== Entries supplied ==
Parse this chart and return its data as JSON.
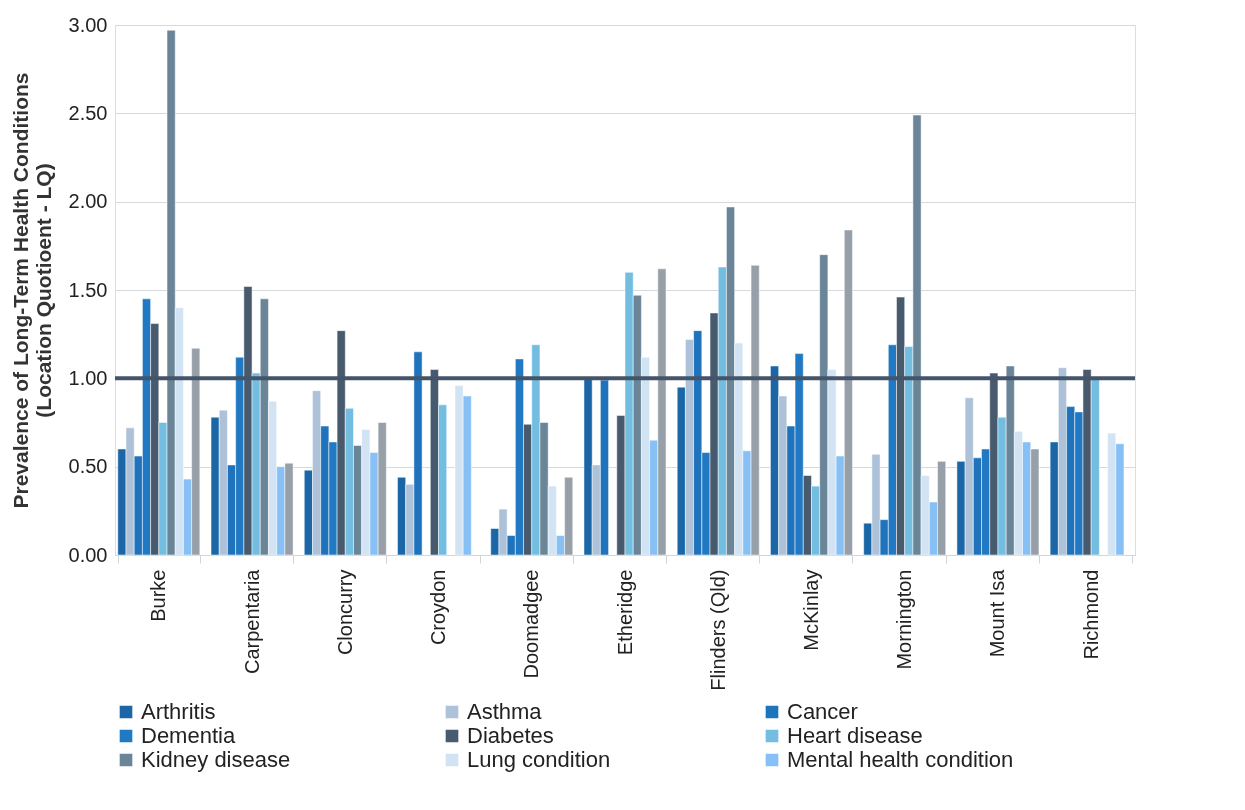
{
  "chart_data": {
    "type": "bar",
    "ylabel": "Prevalence of Long-Term Health Conditions\n(Location Quotioent - LQ)",
    "categories": [
      "Burke",
      "Carpentaria",
      "Cloncurry",
      "Croydon",
      "Doomadgee",
      "Etheridge",
      "Flinders (Qld)",
      "McKinlay",
      "Mornington",
      "Mount Isa",
      "Richmond"
    ],
    "series": [
      {
        "name": "Arthritis",
        "color": "#1a66a6",
        "values": [
          0.6,
          0.78,
          0.48,
          0.44,
          0.15,
          1.0,
          0.95,
          1.07,
          0.18,
          0.53,
          0.64
        ]
      },
      {
        "name": "Asthma",
        "color": "#adc2d8",
        "values": [
          0.72,
          0.82,
          0.93,
          0.4,
          0.26,
          0.51,
          1.22,
          0.9,
          0.57,
          0.89,
          1.06
        ]
      },
      {
        "name": "Cancer",
        "color": "#1f72bc",
        "values": [
          0.56,
          0.51,
          0.73,
          1.15,
          0.11,
          0.99,
          1.27,
          0.73,
          0.2,
          0.55,
          0.84
        ]
      },
      {
        "name": "Dementia",
        "color": "#2079c2",
        "values": [
          1.45,
          1.12,
          0.64,
          null,
          1.11,
          null,
          0.58,
          1.14,
          1.19,
          0.6,
          0.81
        ]
      },
      {
        "name": "Diabetes",
        "color": "#485a6e",
        "values": [
          1.31,
          1.52,
          1.27,
          1.05,
          0.74,
          0.79,
          1.37,
          0.45,
          1.46,
          1.03,
          1.05
        ]
      },
      {
        "name": "Heart disease",
        "color": "#72bde0",
        "values": [
          0.75,
          1.03,
          0.83,
          0.85,
          1.19,
          1.6,
          1.63,
          0.39,
          1.18,
          0.78,
          1.0
        ]
      },
      {
        "name": "Kidney disease",
        "color": "#6a8597",
        "values": [
          2.97,
          1.45,
          0.62,
          null,
          0.75,
          1.47,
          1.97,
          1.7,
          2.49,
          1.07,
          null
        ]
      },
      {
        "name": "Lung condition",
        "color": "#d2e3f4",
        "values": [
          1.4,
          0.87,
          0.71,
          0.96,
          0.39,
          1.12,
          1.2,
          1.05,
          0.45,
          0.7,
          0.69
        ]
      },
      {
        "name": "Mental health condition",
        "color": "#87c0f5",
        "values": [
          0.43,
          0.5,
          0.58,
          0.9,
          0.11,
          0.65,
          0.59,
          0.56,
          0.3,
          0.64,
          0.63
        ]
      },
      {
        "color": "#97a0a9",
        "values": [
          1.17,
          0.52,
          0.75,
          null,
          0.44,
          1.62,
          1.64,
          1.84,
          0.53,
          0.6,
          null
        ]
      }
    ],
    "ylim": [
      0,
      3
    ],
    "yticks": [
      {
        "value": 0,
        "label": "0.00"
      },
      {
        "value": 0.5,
        "label": "0.50"
      },
      {
        "value": 1,
        "label": "1.00"
      },
      {
        "value": 1.5,
        "label": "1.50"
      },
      {
        "value": 2,
        "label": "2.00"
      },
      {
        "value": 2.5,
        "label": "2.50"
      },
      {
        "value": 3,
        "label": "3.00"
      }
    ],
    "ref_lines": [
      {
        "axis": "y",
        "value": 1,
        "color": "#44546a"
      }
    ],
    "grid": "y",
    "legend": "bottom"
  }
}
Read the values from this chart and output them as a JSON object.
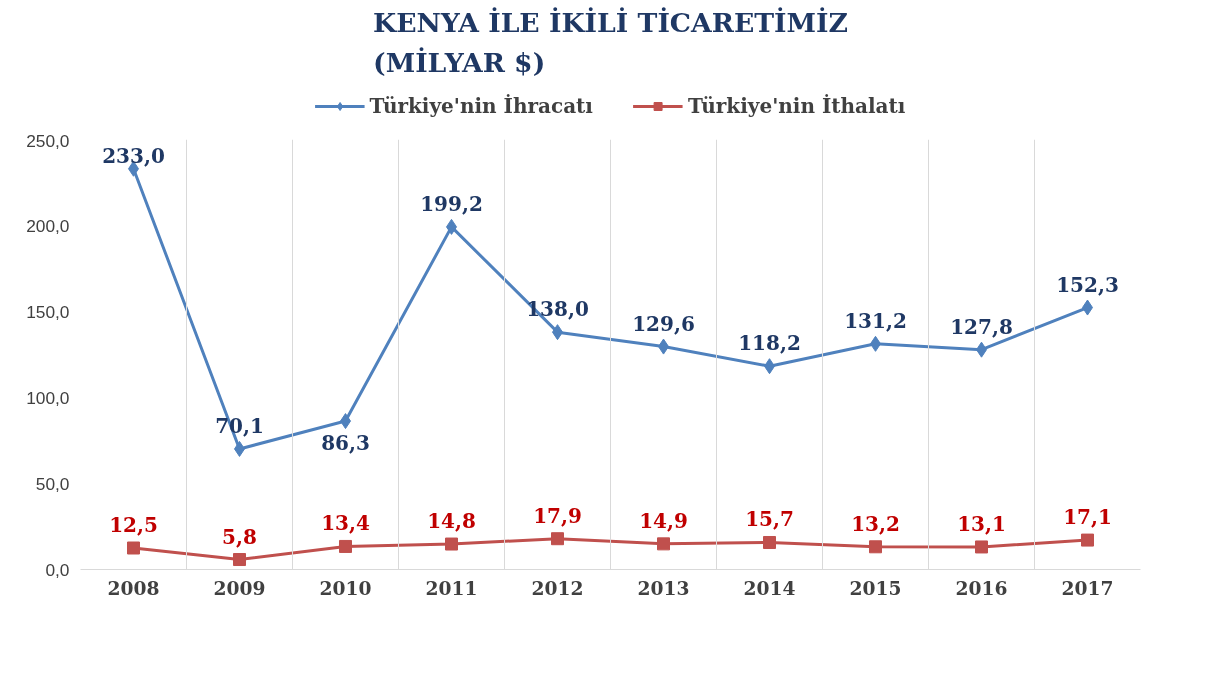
{
  "chart_data": {
    "type": "line",
    "title": "KENYA İLE İKİLİ TİCARETİMİZ\n(MİLYAR $)",
    "categories": [
      "2008",
      "2009",
      "2010",
      "2011",
      "2012",
      "2013",
      "2014",
      "2015",
      "2016",
      "2017"
    ],
    "series": [
      {
        "name": "Türkiye'nin İhracatı",
        "color": "#4f81bd",
        "marker": "diamond",
        "values": [
          233.0,
          70.1,
          86.3,
          199.2,
          138.0,
          129.6,
          118.2,
          131.2,
          127.8,
          152.3
        ],
        "value_labels": [
          "233,0",
          "70,1",
          "86,3",
          "199,2",
          "138,0",
          "129,6",
          "118,2",
          "131,2",
          "127,8",
          "152,3"
        ]
      },
      {
        "name": "Türkiye'nin İthalatı",
        "color": "#c0504d",
        "marker": "square",
        "values": [
          12.5,
          5.8,
          13.4,
          14.8,
          17.9,
          14.9,
          15.7,
          13.2,
          13.1,
          17.1
        ],
        "value_labels": [
          "12,5",
          "5,8",
          "13,4",
          "14,8",
          "17,9",
          "14,9",
          "15,7",
          "13,2",
          "13,1",
          "17,1"
        ]
      }
    ],
    "ylim": [
      0,
      250
    ],
    "yticks": [
      {
        "value": 0,
        "label": "0,0"
      },
      {
        "value": 50,
        "label": "50,0"
      },
      {
        "value": 100,
        "label": "100,0"
      },
      {
        "value": 150,
        "label": "150,0"
      },
      {
        "value": 200,
        "label": "200,0"
      },
      {
        "value": 250,
        "label": "250,0"
      }
    ],
    "grid": "x",
    "legend": "top",
    "line_style": "solid"
  }
}
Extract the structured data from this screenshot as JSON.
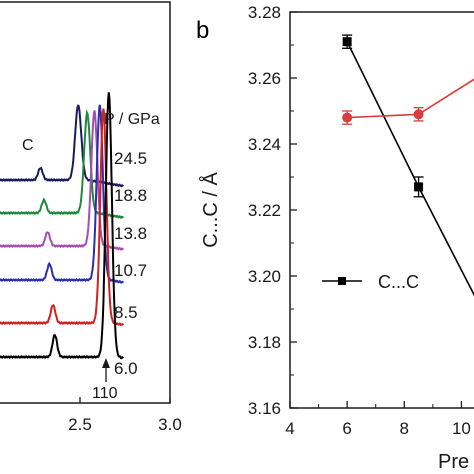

== Your instructions ==
Each record above is to be restated exactly, with its pictures removed from the copy.

== Result ==
Parse this chart and return its data as JSON.
{
  "chart_data": {
    "type": "bar",
    "ylabel": "Prevalence of Long-Term Health Conditions\n(Location Quotioent - LQ)",
    "categories": [
      "Burke",
      "Carpentaria",
      "Cloncurry",
      "Croydon",
      "Doomadgee",
      "Etheridge",
      "Flinders (Qld)",
      "McKinlay",
      "Mornington",
      "Mount Isa",
      "Richmond"
    ],
    "series": [
      {
        "name": "Arthritis",
        "color": "#1a66a6",
        "values": [
          0.6,
          0.78,
          0.48,
          0.44,
          0.15,
          1.0,
          0.95,
          1.07,
          0.18,
          0.53,
          0.64
        ]
      },
      {
        "name": "Asthma",
        "color": "#adc2d8",
        "values": [
          0.72,
          0.82,
          0.93,
          0.4,
          0.26,
          0.51,
          1.22,
          0.9,
          0.57,
          0.89,
          1.06
        ]
      },
      {
        "name": "Cancer",
        "color": "#1f72bc",
        "values": [
          0.56,
          0.51,
          0.73,
          1.15,
          0.11,
          0.99,
          1.27,
          0.73,
          0.2,
          0.55,
          0.84
        ]
      },
      {
        "name": "Dementia",
        "color": "#2079c2",
        "values": [
          1.45,
          1.12,
          0.64,
          null,
          1.11,
          null,
          0.58,
          1.14,
          1.19,
          0.6,
          0.81
        ]
      },
      {
        "name": "Diabetes",
        "color": "#485a6e",
        "values": [
          1.31,
          1.52,
          1.27,
          1.05,
          0.74,
          0.79,
          1.37,
          0.45,
          1.46,
          1.03,
          1.05
        ]
      },
      {
        "name": "Heart disease",
        "color": "#72bde0",
        "values": [
          0.75,
          1.03,
          0.83,
          0.85,
          1.19,
          1.6,
          1.63,
          0.39,
          1.18,
          0.78,
          1.0
        ]
      },
      {
        "name": "Kidney disease",
        "color": "#6a8597",
        "values": [
          2.97,
          1.45,
          0.62,
          null,
          0.75,
          1.47,
          1.97,
          1.7,
          2.49,
          1.07,
          null
        ]
      },
      {
        "name": "Lung condition",
        "color": "#d2e3f4",
        "values": [
          1.4,
          0.87,
          0.71,
          0.96,
          0.39,
          1.12,
          1.2,
          1.05,
          0.45,
          0.7,
          0.69
        ]
      },
      {
        "name": "Mental health condition",
        "color": "#87c0f5",
        "values": [
          0.43,
          0.5,
          0.58,
          0.9,
          0.11,
          0.65,
          0.59,
          0.56,
          0.3,
          0.64,
          0.63
        ]
      },
      {
        "color": "#97a0a9",
        "values": [
          1.17,
          0.52,
          0.75,
          null,
          0.44,
          1.62,
          1.64,
          1.84,
          0.53,
          0.6,
          null
        ]
      }
    ],
    "ylim": [
      0,
      3
    ],
    "yticks": [
      {
        "value": 0,
        "label": "0.00"
      },
      {
        "value": 0.5,
        "label": "0.50"
      },
      {
        "value": 1,
        "label": "1.00"
      },
      {
        "value": 1.5,
        "label": "1.50"
      },
      {
        "value": 2,
        "label": "2.00"
      },
      {
        "value": 2.5,
        "label": "2.50"
      },
      {
        "value": 3,
        "label": "3.00"
      }
    ],
    "ref_lines": [
      {
        "axis": "y",
        "value": 1,
        "color": "#44546a"
      }
    ],
    "grid": "y",
    "legend": "bottom"
  }
}
Read the values from this chart and output them as a JSON object.
{
  "chart_data": {
    "type": "line",
    "title": "KENYA İLE İKİLİ TİCARETİMİZ\n(MİLYAR $)",
    "categories": [
      "2008",
      "2009",
      "2010",
      "2011",
      "2012",
      "2013",
      "2014",
      "2015",
      "2016",
      "2017"
    ],
    "series": [
      {
        "name": "Türkiye'nin İhracatı",
        "color": "#4f81bd",
        "marker": "diamond",
        "values": [
          233.0,
          70.1,
          86.3,
          199.2,
          138.0,
          129.6,
          118.2,
          131.2,
          127.8,
          152.3
        ],
        "value_labels": [
          "233,0",
          "70,1",
          "86,3",
          "199,2",
          "138,0",
          "129,6",
          "118,2",
          "131,2",
          "127,8",
          "152,3"
        ]
      },
      {
        "name": "Türkiye'nin İthalatı",
        "color": "#c0504d",
        "marker": "square",
        "values": [
          12.5,
          5.8,
          13.4,
          14.8,
          17.9,
          14.9,
          15.7,
          13.2,
          13.1,
          17.1
        ],
        "value_labels": [
          "12,5",
          "5,8",
          "13,4",
          "14,8",
          "17,9",
          "14,9",
          "15,7",
          "13,2",
          "13,1",
          "17,1"
        ]
      }
    ],
    "ylim": [
      0,
      250
    ],
    "yticks": [
      {
        "value": 0,
        "label": "0,0"
      },
      {
        "value": 50,
        "label": "50,0"
      },
      {
        "value": 100,
        "label": "100,0"
      },
      {
        "value": 150,
        "label": "150,0"
      },
      {
        "value": 200,
        "label": "200,0"
      },
      {
        "value": 250,
        "label": "250,0"
      }
    ],
    "grid": "x",
    "legend": "top",
    "line_style": "solid"
  }
}
Extract the structured data from this screenshot as JSON.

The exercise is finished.